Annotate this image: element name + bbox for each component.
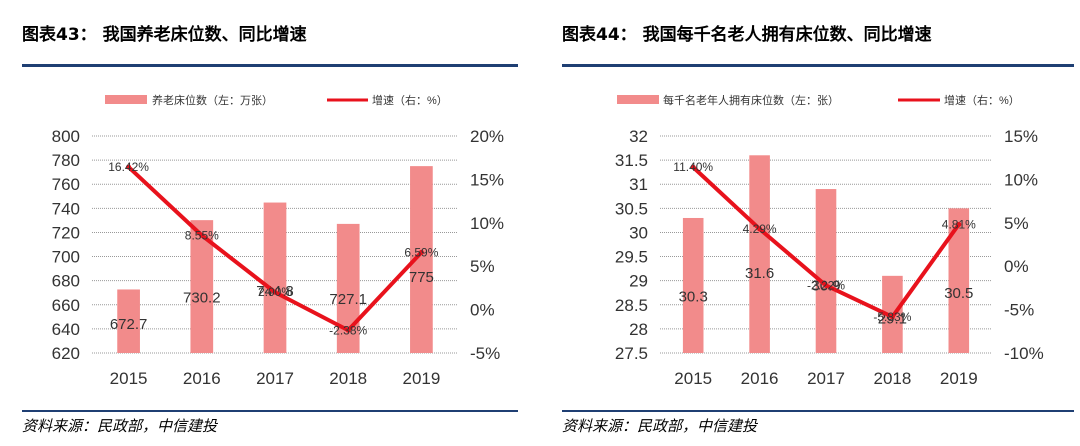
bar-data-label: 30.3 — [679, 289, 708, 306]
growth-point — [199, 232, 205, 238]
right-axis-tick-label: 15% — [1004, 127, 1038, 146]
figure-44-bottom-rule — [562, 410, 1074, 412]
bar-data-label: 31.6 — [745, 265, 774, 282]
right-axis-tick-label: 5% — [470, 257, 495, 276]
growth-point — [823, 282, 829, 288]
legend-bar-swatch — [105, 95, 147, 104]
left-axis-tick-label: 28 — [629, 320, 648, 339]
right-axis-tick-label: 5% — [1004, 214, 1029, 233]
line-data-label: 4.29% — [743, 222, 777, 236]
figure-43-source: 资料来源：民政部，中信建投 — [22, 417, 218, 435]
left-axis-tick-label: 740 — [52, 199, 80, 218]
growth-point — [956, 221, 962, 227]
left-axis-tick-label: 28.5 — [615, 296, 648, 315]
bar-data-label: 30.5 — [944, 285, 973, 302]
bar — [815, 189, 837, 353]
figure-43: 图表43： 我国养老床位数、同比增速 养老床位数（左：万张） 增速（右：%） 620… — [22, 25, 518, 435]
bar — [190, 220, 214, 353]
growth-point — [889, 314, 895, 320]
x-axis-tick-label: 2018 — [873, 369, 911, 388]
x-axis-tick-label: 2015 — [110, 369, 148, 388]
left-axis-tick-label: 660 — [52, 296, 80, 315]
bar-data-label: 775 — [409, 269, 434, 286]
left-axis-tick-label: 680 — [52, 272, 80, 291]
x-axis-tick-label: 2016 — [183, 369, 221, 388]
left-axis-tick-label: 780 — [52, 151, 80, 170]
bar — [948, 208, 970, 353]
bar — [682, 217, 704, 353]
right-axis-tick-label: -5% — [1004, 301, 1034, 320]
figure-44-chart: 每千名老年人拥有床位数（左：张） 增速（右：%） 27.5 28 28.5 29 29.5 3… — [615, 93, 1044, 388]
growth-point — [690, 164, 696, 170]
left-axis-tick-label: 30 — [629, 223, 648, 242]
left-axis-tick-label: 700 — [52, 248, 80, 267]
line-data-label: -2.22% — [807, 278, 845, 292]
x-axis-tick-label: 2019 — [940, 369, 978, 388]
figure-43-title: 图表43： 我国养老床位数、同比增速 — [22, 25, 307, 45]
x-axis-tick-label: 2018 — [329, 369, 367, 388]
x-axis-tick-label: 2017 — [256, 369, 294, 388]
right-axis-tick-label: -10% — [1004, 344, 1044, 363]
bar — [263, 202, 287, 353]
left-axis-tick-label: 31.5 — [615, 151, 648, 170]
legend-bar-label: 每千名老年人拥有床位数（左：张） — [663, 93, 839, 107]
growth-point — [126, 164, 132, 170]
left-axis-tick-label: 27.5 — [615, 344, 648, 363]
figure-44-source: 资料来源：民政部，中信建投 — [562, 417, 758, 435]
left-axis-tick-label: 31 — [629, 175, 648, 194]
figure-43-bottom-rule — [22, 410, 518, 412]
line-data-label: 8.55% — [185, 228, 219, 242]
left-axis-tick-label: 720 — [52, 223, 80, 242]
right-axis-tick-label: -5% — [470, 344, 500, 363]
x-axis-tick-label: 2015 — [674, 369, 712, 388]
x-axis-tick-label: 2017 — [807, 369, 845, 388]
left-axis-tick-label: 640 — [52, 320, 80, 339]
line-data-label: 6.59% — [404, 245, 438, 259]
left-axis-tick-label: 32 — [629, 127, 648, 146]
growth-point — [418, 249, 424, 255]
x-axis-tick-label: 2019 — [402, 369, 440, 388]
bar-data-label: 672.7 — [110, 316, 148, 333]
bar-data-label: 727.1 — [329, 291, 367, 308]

----------------------------------------

**What to work on**
Write out every line of the data above word for word, leaving out the pictures.

**Correct output**
Annotate this image: element name + bbox for each component.
bar-data-label: 30.3 — [679, 289, 708, 306]
growth-point — [199, 232, 205, 238]
right-axis-tick-label: 15% — [1004, 127, 1038, 146]
figure-44-bottom-rule — [562, 410, 1074, 412]
bar-data-label: 31.6 — [745, 265, 774, 282]
right-axis-tick-label: 5% — [470, 257, 495, 276]
growth-point — [823, 282, 829, 288]
legend-bar-swatch — [105, 95, 147, 104]
left-axis-tick-label: 28 — [629, 320, 648, 339]
right-axis-tick-label: 5% — [1004, 214, 1029, 233]
line-data-label: 4.29% — [743, 222, 777, 236]
figure-43-source: 资料来源：民政部，中信建投 — [22, 417, 218, 435]
left-axis-tick-label: 740 — [52, 199, 80, 218]
growth-point — [956, 221, 962, 227]
left-axis-tick-label: 28.5 — [615, 296, 648, 315]
bar-data-label: 30.5 — [944, 285, 973, 302]
bar — [815, 189, 837, 353]
figure-43: 图表43： 我国养老床位数、同比增速 养老床位数（左：万张） 增速（右：%） 620… — [22, 25, 518, 435]
bar — [190, 220, 214, 353]
growth-point — [889, 314, 895, 320]
x-axis-tick-label: 2018 — [873, 369, 911, 388]
x-axis-tick-label: 2015 — [110, 369, 148, 388]
left-axis-tick-label: 660 — [52, 296, 80, 315]
bar-data-label: 775 — [409, 269, 434, 286]
left-axis-tick-label: 680 — [52, 272, 80, 291]
x-axis-tick-label: 2016 — [183, 369, 221, 388]
left-axis-tick-label: 780 — [52, 151, 80, 170]
bar — [948, 208, 970, 353]
bar — [682, 217, 704, 353]
right-axis-tick-label: -5% — [1004, 301, 1034, 320]
figure-44-chart: 每千名老年人拥有床位数（左：张） 增速（右：%） 27.5 28 28.5 29 29.5 3… — [615, 93, 1044, 388]
growth-point — [690, 164, 696, 170]
left-axis-tick-label: 30 — [629, 223, 648, 242]
left-axis-tick-label: 700 — [52, 248, 80, 267]
line-data-label: -2.22% — [807, 278, 845, 292]
x-axis-tick-label: 2019 — [940, 369, 978, 388]
figure-43-title: 图表43： 我国养老床位数、同比增速 — [22, 25, 307, 45]
x-axis-tick-label: 2018 — [329, 369, 367, 388]
x-axis-tick-label: 2017 — [256, 369, 294, 388]
right-axis-tick-label: -10% — [1004, 344, 1044, 363]
bar — [263, 202, 287, 353]
left-axis-tick-label: 31.5 — [615, 151, 648, 170]
legend-bar-label: 每千名老年人拥有床位数（左：张） — [663, 93, 839, 107]
growth-point — [126, 164, 132, 170]
left-axis-tick-label: 27.5 — [615, 344, 648, 363]
figure-44-source: 资料来源：民政部，中信建投 — [562, 417, 758, 435]
left-axis-tick-label: 31 — [629, 175, 648, 194]
figure-43-bottom-rule — [22, 410, 518, 412]
line-data-label: 8.55% — [185, 228, 219, 242]
left-axis-tick-label: 720 — [52, 223, 80, 242]
right-axis-tick-label: -5% — [470, 344, 500, 363]
x-axis-tick-label: 2015 — [674, 369, 712, 388]
x-axis-tick-label: 2017 — [807, 369, 845, 388]
left-axis-tick-label: 640 — [52, 320, 80, 339]
line-data-label: 6.59% — [404, 245, 438, 259]
left-axis-tick-label: 32 — [629, 127, 648, 146]
growth-point — [418, 249, 424, 255]
x-axis-tick-label: 2019 — [402, 369, 440, 388]
bar-data-label: 672.7 — [110, 316, 148, 333]
bar-data-label: 727.1 — [329, 291, 367, 308]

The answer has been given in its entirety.